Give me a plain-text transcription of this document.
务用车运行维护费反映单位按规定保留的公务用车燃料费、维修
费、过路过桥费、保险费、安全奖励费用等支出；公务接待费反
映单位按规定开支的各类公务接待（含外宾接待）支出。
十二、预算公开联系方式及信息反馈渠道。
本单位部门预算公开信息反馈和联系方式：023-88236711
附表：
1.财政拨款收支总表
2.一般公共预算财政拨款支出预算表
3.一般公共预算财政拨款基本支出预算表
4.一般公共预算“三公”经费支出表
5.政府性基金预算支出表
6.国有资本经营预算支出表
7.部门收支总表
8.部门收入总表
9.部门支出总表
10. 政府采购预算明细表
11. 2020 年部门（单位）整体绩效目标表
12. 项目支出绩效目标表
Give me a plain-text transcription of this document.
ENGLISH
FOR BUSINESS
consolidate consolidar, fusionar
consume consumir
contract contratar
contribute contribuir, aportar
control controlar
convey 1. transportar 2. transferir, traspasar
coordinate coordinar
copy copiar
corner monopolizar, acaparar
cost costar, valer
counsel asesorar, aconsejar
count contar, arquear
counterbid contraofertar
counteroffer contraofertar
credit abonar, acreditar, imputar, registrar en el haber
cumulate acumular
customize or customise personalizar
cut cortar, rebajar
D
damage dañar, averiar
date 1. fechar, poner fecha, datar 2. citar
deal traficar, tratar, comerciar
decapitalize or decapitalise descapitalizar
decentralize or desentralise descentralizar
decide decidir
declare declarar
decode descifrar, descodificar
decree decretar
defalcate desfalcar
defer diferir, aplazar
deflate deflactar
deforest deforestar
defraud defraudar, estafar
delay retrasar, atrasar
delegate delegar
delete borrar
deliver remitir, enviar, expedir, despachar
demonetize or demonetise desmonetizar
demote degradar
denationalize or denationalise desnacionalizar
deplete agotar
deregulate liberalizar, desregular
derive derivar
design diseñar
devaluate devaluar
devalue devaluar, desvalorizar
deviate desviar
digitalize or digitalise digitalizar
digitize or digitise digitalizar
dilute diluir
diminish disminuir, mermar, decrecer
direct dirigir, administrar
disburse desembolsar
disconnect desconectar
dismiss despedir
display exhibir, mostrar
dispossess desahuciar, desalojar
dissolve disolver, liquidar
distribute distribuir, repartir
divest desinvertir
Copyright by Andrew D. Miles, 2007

◇ ◇ ◇ ◇ ◇

== EXERCISE BRIEF ==
Pull every line containing the word "devaluar" out of the material.

== THE REPLY ==
devaluate devaluar
devalue devaluar, desvalorizar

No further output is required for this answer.